++++ Listed entries
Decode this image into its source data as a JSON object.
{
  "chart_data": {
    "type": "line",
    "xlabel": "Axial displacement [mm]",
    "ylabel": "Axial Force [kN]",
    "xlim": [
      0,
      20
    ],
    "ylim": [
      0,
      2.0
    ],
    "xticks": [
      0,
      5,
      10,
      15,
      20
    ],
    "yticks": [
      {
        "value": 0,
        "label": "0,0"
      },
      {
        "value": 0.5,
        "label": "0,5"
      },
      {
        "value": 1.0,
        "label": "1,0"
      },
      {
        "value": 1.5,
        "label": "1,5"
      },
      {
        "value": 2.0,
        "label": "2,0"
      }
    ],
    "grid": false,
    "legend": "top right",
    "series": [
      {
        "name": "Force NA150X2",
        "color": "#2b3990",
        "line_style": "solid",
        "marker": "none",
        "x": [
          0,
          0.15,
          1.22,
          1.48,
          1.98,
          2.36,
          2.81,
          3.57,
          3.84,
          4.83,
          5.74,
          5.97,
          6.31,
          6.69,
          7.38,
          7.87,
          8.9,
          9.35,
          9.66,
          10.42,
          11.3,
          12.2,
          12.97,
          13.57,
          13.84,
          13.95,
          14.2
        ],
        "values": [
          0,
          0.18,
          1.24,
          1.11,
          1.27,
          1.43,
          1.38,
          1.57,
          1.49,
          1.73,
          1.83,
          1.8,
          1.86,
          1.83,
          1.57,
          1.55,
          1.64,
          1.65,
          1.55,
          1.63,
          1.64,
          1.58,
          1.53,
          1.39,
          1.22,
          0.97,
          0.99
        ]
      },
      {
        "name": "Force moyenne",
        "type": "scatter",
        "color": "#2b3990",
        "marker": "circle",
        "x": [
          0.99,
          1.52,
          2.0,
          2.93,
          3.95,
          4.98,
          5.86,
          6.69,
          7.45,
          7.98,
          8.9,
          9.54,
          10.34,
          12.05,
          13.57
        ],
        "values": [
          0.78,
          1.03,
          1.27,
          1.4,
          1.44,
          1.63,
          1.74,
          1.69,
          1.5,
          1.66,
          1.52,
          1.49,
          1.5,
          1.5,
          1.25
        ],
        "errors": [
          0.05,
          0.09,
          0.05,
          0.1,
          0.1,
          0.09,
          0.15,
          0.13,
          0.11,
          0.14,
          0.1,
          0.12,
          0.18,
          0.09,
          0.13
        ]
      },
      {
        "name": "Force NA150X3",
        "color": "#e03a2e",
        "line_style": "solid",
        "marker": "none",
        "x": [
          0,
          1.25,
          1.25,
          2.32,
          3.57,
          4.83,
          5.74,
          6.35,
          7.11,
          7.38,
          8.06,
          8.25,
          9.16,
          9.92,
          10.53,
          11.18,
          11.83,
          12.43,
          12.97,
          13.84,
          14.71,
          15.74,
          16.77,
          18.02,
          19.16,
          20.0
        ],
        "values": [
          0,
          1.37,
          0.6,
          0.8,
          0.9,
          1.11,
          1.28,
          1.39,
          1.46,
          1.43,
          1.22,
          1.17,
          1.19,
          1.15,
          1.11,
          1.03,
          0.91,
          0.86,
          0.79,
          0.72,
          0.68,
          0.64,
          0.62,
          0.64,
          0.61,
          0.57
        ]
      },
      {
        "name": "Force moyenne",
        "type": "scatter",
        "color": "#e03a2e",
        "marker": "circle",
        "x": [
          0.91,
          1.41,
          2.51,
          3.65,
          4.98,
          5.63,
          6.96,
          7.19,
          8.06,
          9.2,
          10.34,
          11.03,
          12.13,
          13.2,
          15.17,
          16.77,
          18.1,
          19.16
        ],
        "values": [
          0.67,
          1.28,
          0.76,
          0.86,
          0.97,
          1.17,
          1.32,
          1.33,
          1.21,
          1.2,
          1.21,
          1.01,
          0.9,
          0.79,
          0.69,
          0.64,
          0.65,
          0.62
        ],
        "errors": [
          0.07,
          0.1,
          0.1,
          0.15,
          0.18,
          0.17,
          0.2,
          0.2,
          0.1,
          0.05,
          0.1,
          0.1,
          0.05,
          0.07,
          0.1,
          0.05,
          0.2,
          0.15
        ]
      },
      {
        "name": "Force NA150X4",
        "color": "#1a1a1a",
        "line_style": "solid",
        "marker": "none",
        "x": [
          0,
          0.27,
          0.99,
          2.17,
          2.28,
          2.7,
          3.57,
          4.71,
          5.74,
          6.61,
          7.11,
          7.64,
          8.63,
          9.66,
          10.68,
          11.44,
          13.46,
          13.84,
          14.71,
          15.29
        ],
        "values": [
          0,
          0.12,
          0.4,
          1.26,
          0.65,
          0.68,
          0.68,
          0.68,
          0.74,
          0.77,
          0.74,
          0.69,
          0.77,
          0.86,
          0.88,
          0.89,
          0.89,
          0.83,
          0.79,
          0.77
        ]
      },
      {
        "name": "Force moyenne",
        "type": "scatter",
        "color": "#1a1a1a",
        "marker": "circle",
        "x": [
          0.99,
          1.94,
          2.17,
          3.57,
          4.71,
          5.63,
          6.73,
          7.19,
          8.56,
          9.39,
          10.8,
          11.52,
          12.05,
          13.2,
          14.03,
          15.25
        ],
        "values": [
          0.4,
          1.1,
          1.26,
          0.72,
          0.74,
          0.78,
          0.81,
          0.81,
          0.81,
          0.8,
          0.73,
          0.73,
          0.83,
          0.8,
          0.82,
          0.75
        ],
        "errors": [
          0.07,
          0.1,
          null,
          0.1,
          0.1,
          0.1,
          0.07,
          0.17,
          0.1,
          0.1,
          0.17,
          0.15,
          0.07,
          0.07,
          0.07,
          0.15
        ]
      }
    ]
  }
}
++++++++
### Exercise instructions
Take the entries above and transcribe them exactly.

### Task output
Decode this image into its source data as a JSON object.
{
  "chart_data": {
    "type": "line",
    "xlabel": "Axial displacement [mm]",
    "ylabel": "Axial Force [kN]",
    "xlim": [
      0,
      20
    ],
    "ylim": [
      0,
      2.0
    ],
    "xticks": [
      0,
      5,
      10,
      15,
      20
    ],
    "yticks": [
      {
        "value": 0,
        "label": "0,0"
      },
      {
        "value": 0.5,
        "label": "0,5"
      },
      {
        "value": 1.0,
        "label": "1,0"
      },
      {
        "value": 1.5,
        "label": "1,5"
      },
      {
        "value": 2.0,
        "label": "2,0"
      }
    ],
    "grid": false,
    "legend": "top right",
    "series": [
      {
        "name": "Force NA150X2",
        "color": "#2b3990",
        "line_style": "solid",
        "marker": "none",
        "x": [
          0,
          0.15,
          1.22,
          1.48,
          1.98,
          2.36,
          2.81,
          3.57,
          3.84,
          4.83,
          5.74,
          5.97,
          6.31,
          6.69,
          7.38,
          7.87,
          8.9,
          9.35,
          9.66,
          10.42,
          11.3,
          12.2,
          12.97,
          13.57,
          13.84,
          13.95,
          14.2
        ],
        "values": [
          0,
          0.18,
          1.24,
          1.11,
          1.27,
          1.43,
          1.38,
          1.57,
          1.49,
          1.73,
          1.83,
          1.8,
          1.86,
          1.83,
          1.57,
          1.55,
          1.64,
          1.65,
          1.55,
          1.63,
          1.64,
          1.58,
          1.53,
          1.39,
          1.22,
          0.97,
          0.99
        ]
      },
      {
        "name": "Force moyenne",
        "type": "scatter",
        "color": "#2b3990",
        "marker": "circle",
        "x": [
          0.99,
          1.52,
          2.0,
          2.93,
          3.95,
          4.98,
          5.86,
          6.69,
          7.45,
          7.98,
          8.9,
          9.54,
          10.34,
          12.05,
          13.57
        ],
        "values": [
          0.78,
          1.03,
          1.27,
          1.4,
          1.44,
          1.63,
          1.74,
          1.69,
          1.5,
          1.66,
          1.52,
          1.49,
          1.5,
          1.5,
          1.25
        ],
        "errors": [
          0.05,
          0.09,
          0.05,
          0.1,
          0.1,
          0.09,
          0.15,
          0.13,
          0.11,
          0.14,
          0.1,
          0.12,
          0.18,
          0.09,
          0.13
        ]
      },
      {
        "name": "Force NA150X3",
        "color": "#e03a2e",
        "line_style": "solid",
        "marker": "none",
        "x": [
          0,
          1.25,
          1.25,
          2.32,
          3.57,
          4.83,
          5.74,
          6.35,
          7.11,
          7.38,
          8.06,
          8.25,
          9.16,
          9.92,
          10.53,
          11.18,
          11.83,
          12.43,
          12.97,
          13.84,
          14.71,
          15.74,
          16.77,
          18.02,
          19.16,
          20.0
        ],
        "values": [
          0,
          1.37,
          0.6,
          0.8,
          0.9,
          1.11,
          1.28,
          1.39,
          1.46,
          1.43,
          1.22,
          1.17,
          1.19,
          1.15,
          1.11,
          1.03,
          0.91,
          0.86,
          0.79,
          0.72,
          0.68,
          0.64,
          0.62,
          0.64,
          0.61,
          0.57
        ]
      },
      {
        "name": "Force moyenne",
        "type": "scatter",
        "color": "#e03a2e",
        "marker": "circle",
        "x": [
          0.91,
          1.41,
          2.51,
          3.65,
          4.98,
          5.63,
          6.96,
          7.19,
          8.06,
          9.2,
          10.34,
          11.03,
          12.13,
          13.2,
          15.17,
          16.77,
          18.1,
          19.16
        ],
        "values": [
          0.67,
          1.28,
          0.76,
          0.86,
          0.97,
          1.17,
          1.32,
          1.33,
          1.21,
          1.2,
          1.21,
          1.01,
          0.9,
          0.79,
          0.69,
          0.64,
          0.65,
          0.62
        ],
        "errors": [
          0.07,
          0.1,
          0.1,
          0.15,
          0.18,
          0.17,
          0.2,
          0.2,
          0.1,
          0.05,
          0.1,
          0.1,
          0.05,
          0.07,
          0.1,
          0.05,
          0.2,
          0.15
        ]
      },
      {
        "name": "Force NA150X4",
        "color": "#1a1a1a",
        "line_style": "solid",
        "marker": "none",
        "x": [
          0,
          0.27,
          0.99,
          2.17,
          2.28,
          2.7,
          3.57,
          4.71,
          5.74,
          6.61,
          7.11,
          7.64,
          8.63,
          9.66,
          10.68,
          11.44,
          13.46,
          13.84,
          14.71,
          15.29
        ],
        "values": [
          0,
          0.12,
          0.4,
          1.26,
          0.65,
          0.68,
          0.68,
          0.68,
          0.74,
          0.77,
          0.74,
          0.69,
          0.77,
          0.86,
          0.88,
          0.89,
          0.89,
          0.83,
          0.79,
          0.77
        ]
      },
      {
        "name": "Force moyenne",
        "type": "scatter",
        "color": "#1a1a1a",
        "marker": "circle",
        "x": [
          0.99,
          1.94,
          2.17,
          3.57,
          4.71,
          5.63,
          6.73,
          7.19,
          8.56,
          9.39,
          10.8,
          11.52,
          12.05,
          13.2,
          14.03,
          15.25
        ],
        "values": [
          0.4,
          1.1,
          1.26,
          0.72,
          0.74,
          0.78,
          0.81,
          0.81,
          0.81,
          0.8,
          0.73,
          0.73,
          0.83,
          0.8,
          0.82,
          0.75
        ],
        "errors": [
          0.07,
          0.1,
          null,
          0.1,
          0.1,
          0.1,
          0.07,
          0.17,
          0.1,
          0.1,
          0.17,
          0.15,
          0.07,
          0.07,
          0.07,
          0.15
        ]
      }
    ]
  }
}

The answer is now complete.